- **Consegna 1**: Nel brano sulla fuga dalla realtà, come definiva Jung la nevrosi?

- **Estratto della pagina**:
+--
Ogni giorno gli avvenimenti ci incalzano, e quasi niente più ci stupisce. I
fatti di cronaca ci solleticano, e raramente scatta dentro di noi qualcosa di
davvero originale. La giostra della vita continua a girare, e facciamo sempre
più fatica a scendere, fermarci a pensare per capire e darle un senso. Come un
fiore, la vita rischia di morire per mancanza di attenzione, di qualcuno che se
ne curi davvero. E, se pensiamo a noi consacrati, la cosa è a dir poco
preoccupante.
Meglio non pensare
Forse aveva ragione Pascal, quando scriveva: «Gli uomini, non avendo potuto
rimediare alla morte, alla miseria, all’ignoranza, hanno deciso di non pensarci
per vivere felici» (Pensieri, 98). Oggi, la nostra società manifesta palesemente
sintomi di fuga dalla realtà, meccanismi ben oleati per l’organizzazione di
scenari alternativi alla dura realtà della vita quotidiana. Le televisioni
producono a ciclo continuo programmi d’evasione, giochi a quiz, lotterie e
dibattiti approssimativi che invadono le nostre case e rischiano,
paradossalmente, di far apparire fuori posto i problemi della vita reale:
relazioni interpersonali e sociali, giustizia, pace, lavoro, economia, politica,
onestà, verità… È un po’ come quando si sta in una sala d’attesa e è necessario
inventarsi qualcosa per ammazzare il tempo. Peccato che la sala d’attesa sia la
vita e, con tutta probabilità, neppure sappiamo che cosa aspettare!
Nella vita di tutti, però, ci sono interrogativi, antichi e nuovi, che attendono
una risposta. Alcuni metafisici e sostanziali, altri più contingenti e legati al
cammino della storia quotidiana. Qual è il senso della nostra vita? Dove ci
porta il tempo? Siamo prigionieri o protagonisti della storia? Le nostre scelte
possono incidere o non contano niente? Possiamo dire di essere cresciuti in
umanità, oppure ne stiamo perdendo il senso?
«Meglio non pensarci!», sembra essere la reazione più diffusa. La tendenza di
sottrarsi ai problemi e alla sofferenza emotiva che comportano, in qualche
misura, è tipica di tutti gli uomini, ma è anche la base di tutte le malattie
psichiche. Jung diceva che «la nevrosi è sempre un sostituto della legittima
sofferenza». Ma con il tempo questo sostituto diventa più doloroso delle
sofferenze e fatiche che doveva ovviare, finendo per divenire esso stesso un
problema in più. Quindi: più si cerca di fuggire il problema, più ci si
invischia nella fatica del vivere! Quando cerchiamo di evitare la sofferenza che
comporta la questione del senso, così come la soluzione dei problemi quotidiani,
perdiamo per strada anche i benefici che questa sofferenza ci procura, le
offerte che porta con sé per crescere in vista di una maggior verità e libertà.
+--
- **Dati dell'esercizio**:
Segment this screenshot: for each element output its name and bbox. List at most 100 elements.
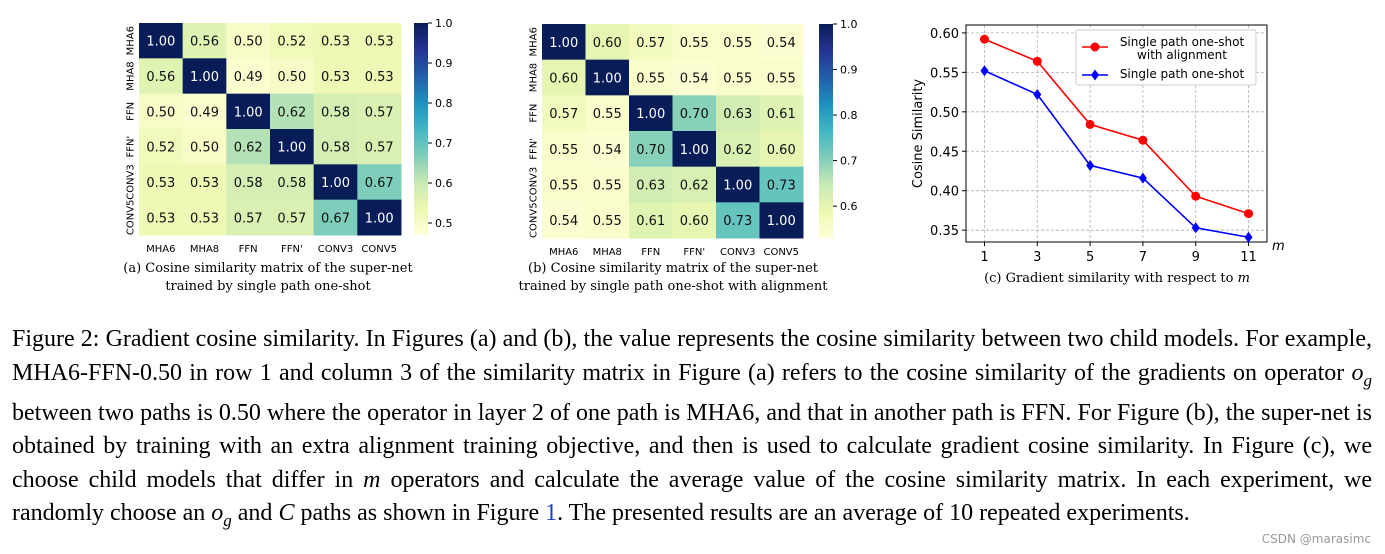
x-tick-label: 1 [980, 250, 988, 265]
heatmap-cell [629, 202, 673, 239]
cell-value-label: 0.49 [190, 105, 219, 120]
heatmap-cell [759, 166, 804, 203]
cell-value-label: 0.50 [146, 105, 175, 120]
row-tick-label: MHA6 [126, 26, 137, 55]
colorbar-tick-label: 0.8 [840, 109, 858, 122]
watermark: CSDN @marasimc [1261, 532, 1371, 546]
heatmap-cell [716, 59, 760, 96]
heatmap-cell [270, 23, 315, 59]
x-axis-label: m [1272, 239, 1285, 254]
heatmap-cell [182, 23, 227, 59]
row-tick-label: CONV5 [529, 202, 540, 238]
cell-value-label: 0.50 [190, 141, 219, 156]
cell-value-label: 0.58 [234, 176, 263, 191]
cell-value-label: 0.63 [636, 179, 665, 194]
heatmap-cell [585, 59, 630, 96]
heatmap-cell [542, 202, 586, 239]
heatmap-cell [716, 131, 760, 168]
heatmap-cell [672, 131, 717, 168]
x-tick-label: 11 [1240, 250, 1257, 265]
heatmap-cell [270, 199, 315, 236]
heatmap-cell [182, 199, 227, 236]
y-tick-label: 0.55 [930, 66, 959, 81]
x-tick-label: 7 [1139, 250, 1147, 265]
cell-value-label: 0.53 [190, 211, 219, 226]
y-tick-label: 0.40 [930, 185, 959, 200]
row-tick-label: CONV5 [126, 200, 137, 236]
heatmap-cell [357, 164, 402, 201]
heatmap-cell [672, 202, 717, 239]
heatmap-cell [357, 93, 402, 130]
colorbar-tick-label: 0.7 [435, 137, 453, 150]
heatmap-cell [270, 58, 315, 95]
colorbar-tick-label: 0.7 [840, 155, 858, 168]
row-tick-label: MHA8 [529, 63, 540, 92]
cell-value-label: 0.58 [321, 105, 350, 120]
cell-value-label: 1.00 [321, 176, 350, 191]
legend-marker [1091, 69, 1099, 81]
cell-value-label: 1.00 [549, 36, 578, 51]
cell-value-label: 0.60 [593, 36, 622, 51]
colorbar-tick-label: 0.9 [840, 64, 858, 77]
col-tick-label: CONV3 [318, 244, 354, 255]
heatmap-cell [139, 93, 184, 130]
x-tick-label: 5 [1086, 250, 1094, 265]
row-tick-label: MHA8 [126, 61, 137, 90]
row-tick-label: FFN' [126, 136, 137, 158]
heatmap-cell [672, 24, 717, 61]
cell-value-label: 0.70 [636, 143, 665, 158]
cell-value-label: 0.62 [234, 141, 263, 156]
heatmap-cell [226, 93, 271, 130]
heatmap-cell [629, 166, 673, 203]
data-point [1085, 119, 1095, 129]
cell-value-label: 0.50 [277, 70, 306, 85]
series-line [984, 70, 1249, 239]
cell-value-label: 0.56 [146, 70, 175, 85]
caption-fragment: . The presented results are an average o… [557, 500, 1190, 527]
heatmap-cell [716, 202, 760, 239]
col-tick-label: MHA6 [549, 247, 578, 258]
caption-fragment: C [278, 500, 295, 527]
cell-value-label: 0.53 [190, 176, 219, 191]
cell-value-label: 0.73 [767, 179, 796, 194]
panel-caption-line: (b) Cosine similarity matrix of the supe… [528, 261, 819, 276]
col-tick-label: FFN' [683, 247, 705, 258]
heatmap-cell [139, 164, 184, 201]
cell-value-label: 0.61 [636, 214, 665, 229]
col-tick-label: CONV3 [720, 247, 756, 258]
caption-fragment[interactable]: 1 [545, 500, 558, 527]
heatmap-cell [542, 95, 586, 132]
cell-value-label: 1.00 [767, 214, 796, 229]
data-point [1191, 222, 1200, 234]
heatmap-cell [270, 129, 315, 165]
heatmap-cell [585, 24, 630, 61]
cell-value-label: 0.58 [321, 141, 350, 156]
heatmap-cell [585, 166, 630, 203]
cell-value-label: 1.00 [234, 105, 263, 120]
cell-value-label: 0.56 [190, 35, 219, 50]
heatmap-cell [226, 23, 271, 59]
heatmap-cell [357, 23, 402, 59]
col-tick-label: CONV5 [763, 247, 799, 258]
heatmap-cell [313, 23, 358, 59]
cell-value-label: 0.58 [277, 176, 306, 191]
heatmap-cell [313, 164, 358, 201]
y-axis-label: Cosine Similarity [911, 79, 926, 189]
cell-value-label: 0.57 [277, 211, 306, 226]
row-tick-label: MHA6 [529, 27, 540, 56]
cell-value-label: 0.57 [636, 36, 665, 51]
cell-value-label: 0.55 [593, 179, 622, 194]
row-tick-label: FFN [126, 102, 137, 121]
data-point [980, 65, 989, 77]
heatmap-cell [226, 129, 271, 165]
heatmap-cell [182, 164, 227, 201]
col-tick-label: FFN [239, 244, 258, 255]
x-tick-label: 3 [1033, 250, 1041, 265]
cell-value-label: 0.55 [549, 179, 578, 194]
cell-value-label: 0.53 [321, 35, 350, 50]
data-point [979, 34, 989, 44]
heatmap-cell [759, 131, 804, 168]
cell-value-label: 0.67 [365, 176, 394, 191]
heatmap-cell [226, 164, 271, 201]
+--
- **Consegna 2**: Ricopia le righe dei record senza alcuna modifica, partendo da quella con "x-tick-label: 1 [980, 250, 988, 265]" e proseguendo fino a quella con "heatmap-cell [357, 164, 402, 201]", entrambe comprese.

- **Risposta corretta 1**: Come «sempre un sostituto della legittima sofferenza».

- **Risposta corretta 2**:
x-tick-label: 1 [980, 250, 988, 265]
heatmap-cell [629, 202, 673, 239]
cell-value-label: 0.49 [190, 105, 219, 120]
heatmap-cell [759, 166, 804, 203]
cell-value-label: 0.50 [146, 105, 175, 120]
row-tick-label: MHA6 [126, 26, 137, 55]
colorbar-tick-label: 0.8 [840, 109, 858, 122]
watermark: CSDN @marasimc [1261, 532, 1371, 546]
heatmap-cell [716, 59, 760, 96]
heatmap-cell [270, 23, 315, 59]
x-axis-label: m [1272, 239, 1285, 254]
heatmap-cell [182, 23, 227, 59]
row-tick-label: CONV5 [529, 202, 540, 238]
cell-value-label: 0.50 [190, 141, 219, 156]
cell-value-label: 0.58 [234, 176, 263, 191]
cell-value-label: 0.63 [636, 179, 665, 194]
heatmap-cell [585, 59, 630, 96]
heatmap-cell [542, 202, 586, 239]
heatmap-cell [716, 131, 760, 168]
heatmap-cell [672, 131, 717, 168]
x-tick-label: 11 [1240, 250, 1257, 265]
heatmap-cell [270, 199, 315, 236]
heatmap-cell [182, 199, 227, 236]
y-tick-label: 0.55 [930, 66, 959, 81]
x-tick-label: 7 [1139, 250, 1147, 265]
cell-value-label: 0.53 [190, 211, 219, 226]
y-tick-label: 0.40 [930, 185, 959, 200]
row-tick-label: CONV5 [126, 200, 137, 236]
heatmap-cell [357, 164, 402, 201]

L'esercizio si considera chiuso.